*SELEÇÃO*
========================================
O realizador de "Oldboy", Park Chan-wook, sobre a nova era do cinema K
"Talvez eu faça o tipo de filmes que faço para não executar esses sentimentos", disse Park à CNN em Hong Kong, onde recentemente organizou uma aula de cinema no museu M+.
"Nunca tomo medidas, mas penso muito no assunto", acrescentou, falando através de um tradutor. "Penso em como vou causar problemas a essa pessoa... de que forma posso infligir mais dor. Isso ajudou-me nos meus filmes".
Os filmes de Park lidam com os lados mais obscuros e tabu da natureza humana, contando histórias de vingança, incesto e tragédia. A sua longa-metragem de 2016, "The Handmaiden", uma adaptação livre de "Fingersmith", da escritora galesa Sarah Water, passada na Coreia dos anos 30, durante a ocupação colonial japonesa, é uma história de amor no meio de um mundo distorcido de controlo patriarcal e erotismo pervertido. É também conhecido por um trio de filmes apelidados de "A Trilogia da Vingança" - "Sympathy for Mr. Vengeance", "Oldboy" e "Lady Vengeance" - bem como pelo thriller romântico noir de 2022 "Decision to Leave".
Mais recentemente, dedicou-se à história de um espião comunista meio francês, meio vietnamita, contada no romance de Viet Thanh Nguyen, vencedor do Prémio Pulitzer, "The Sympathizer". A adaptação da HBO, da qual Park é coprodutor e produtor executivo juntamente com o ator e cineasta canadiano Don McKellar, é protagonizada por Robert Downey Jr., Sandra Oh e Hoa Xuande. O filme relata a vida e os dilemas de The Captain, um agente duplo norte-vietnamita que é forçado a fugir para os Estados Unidos no final da Guerra do Vietname e vive numa comunidade de refugiados sul-vietnamitas, a quem continua a espiar. (A HBO é propriedade da Warner Bros. Discovery, a empresa-mãe da CNN).
"Os americanos podem não saber bem, mas o facto de a Coreia do Sul ter participado na Guerra do Vietname é um acontecimento muito significativo para os coreanos", disse Park, explicando o que o atraiu para o projeto. "Um país dividido em dois, a sofrer uma grave crise ideológica... e a passar por uma guerra, uma guerra civil... A Coreia do Sul também passou por essa tragédia, por isso não me pareceu que esta fosse a história de outra pessoa."
Tudo o que é velho é novo de novo
Na última década, com o interesse global pela cultura pop sul-coreana, o cinema nacional e da diáspora do país está a ganhar seguidores internacionais e os seus realizadores são cada vez mais reconhecidos no estrangeiro. Park disse à CNN que acredita que a tumultuada história recente da Coreia do Sul - a transição da ditadura para a democracia no final dos anos 70 e 80, e o subsequente afrouxamento das restrições à censura - ajudou a criar a magia no ecrã produzida pelos realizadores coreanos nos últimos anos. "Somos pessoas que experimentaram um leque de emoções mais profundo e mais alargado", afirmou. "Isto em si não é necessariamente uma coisa boa, mas penso que ajuda a fazer filmes e dramas".
========================================
*OBJETIVO*
Reproduza, por favor, o trecho da seleção sobre Park Chan-wook que vai de "O realizador de" até "no museu M+.".

*AMOSTRA DE DADOS*
========================================
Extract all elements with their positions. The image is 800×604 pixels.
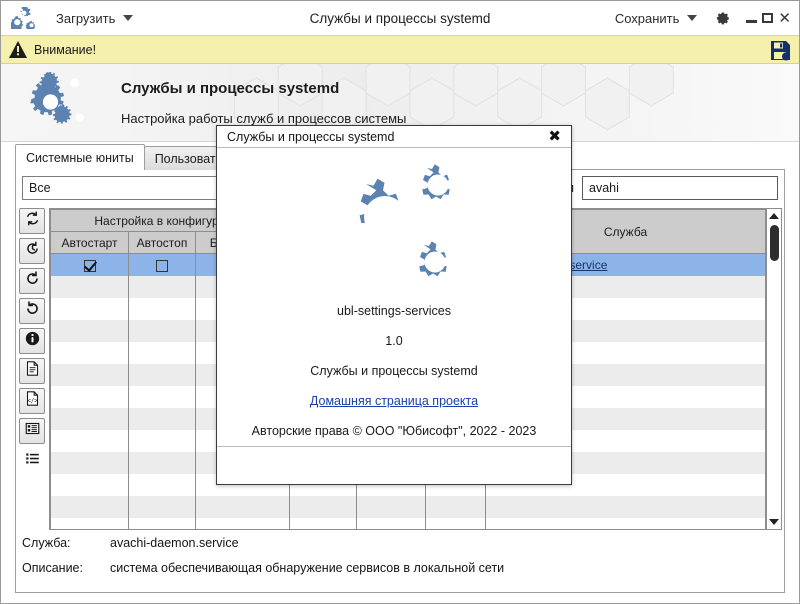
========================================
*RESULTADO DO EXERCÍCIO*
O realizador de "Oldboy", Park Chan-wook, sobre a nova era do cinema K
"Talvez eu faça o tipo de filmes que faço para não executar esses sentimentos", disse Park à CNN em Hong Kong, onde recentemente organizou uma aula de cinema no museu M+.